WORK TO DO:
Look over the lines below. Report each one that includes the string "color".

SUPPLIED RECORDS:

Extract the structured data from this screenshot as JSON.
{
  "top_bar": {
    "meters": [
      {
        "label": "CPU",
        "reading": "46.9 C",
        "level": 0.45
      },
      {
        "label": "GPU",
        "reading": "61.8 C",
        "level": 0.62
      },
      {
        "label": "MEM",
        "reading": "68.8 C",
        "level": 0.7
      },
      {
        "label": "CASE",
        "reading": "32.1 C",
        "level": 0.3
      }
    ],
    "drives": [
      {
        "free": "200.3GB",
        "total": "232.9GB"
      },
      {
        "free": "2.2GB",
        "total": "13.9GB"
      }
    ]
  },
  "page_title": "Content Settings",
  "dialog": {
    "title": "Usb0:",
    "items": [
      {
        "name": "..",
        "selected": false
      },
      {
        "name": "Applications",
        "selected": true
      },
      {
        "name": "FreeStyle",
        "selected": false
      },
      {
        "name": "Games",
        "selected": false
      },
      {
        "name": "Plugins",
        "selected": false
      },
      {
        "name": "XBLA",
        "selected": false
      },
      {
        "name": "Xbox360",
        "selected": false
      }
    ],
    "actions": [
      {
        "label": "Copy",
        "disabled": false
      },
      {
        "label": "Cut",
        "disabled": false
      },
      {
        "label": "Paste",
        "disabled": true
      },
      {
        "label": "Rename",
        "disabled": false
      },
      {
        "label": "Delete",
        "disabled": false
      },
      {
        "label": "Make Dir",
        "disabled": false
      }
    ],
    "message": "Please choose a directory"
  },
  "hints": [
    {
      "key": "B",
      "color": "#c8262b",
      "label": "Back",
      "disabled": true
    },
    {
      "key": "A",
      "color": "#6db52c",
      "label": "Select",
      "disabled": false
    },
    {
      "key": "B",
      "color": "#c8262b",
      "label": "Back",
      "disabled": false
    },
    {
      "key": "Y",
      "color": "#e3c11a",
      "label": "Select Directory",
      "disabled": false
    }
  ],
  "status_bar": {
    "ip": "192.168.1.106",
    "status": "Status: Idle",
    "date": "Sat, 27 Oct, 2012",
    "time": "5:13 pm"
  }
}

RESULT BELOW:
      "color": "#c8262b",
      "color": "#6db52c",
      "color": "#c8262b",
      "color": "#e3c11a",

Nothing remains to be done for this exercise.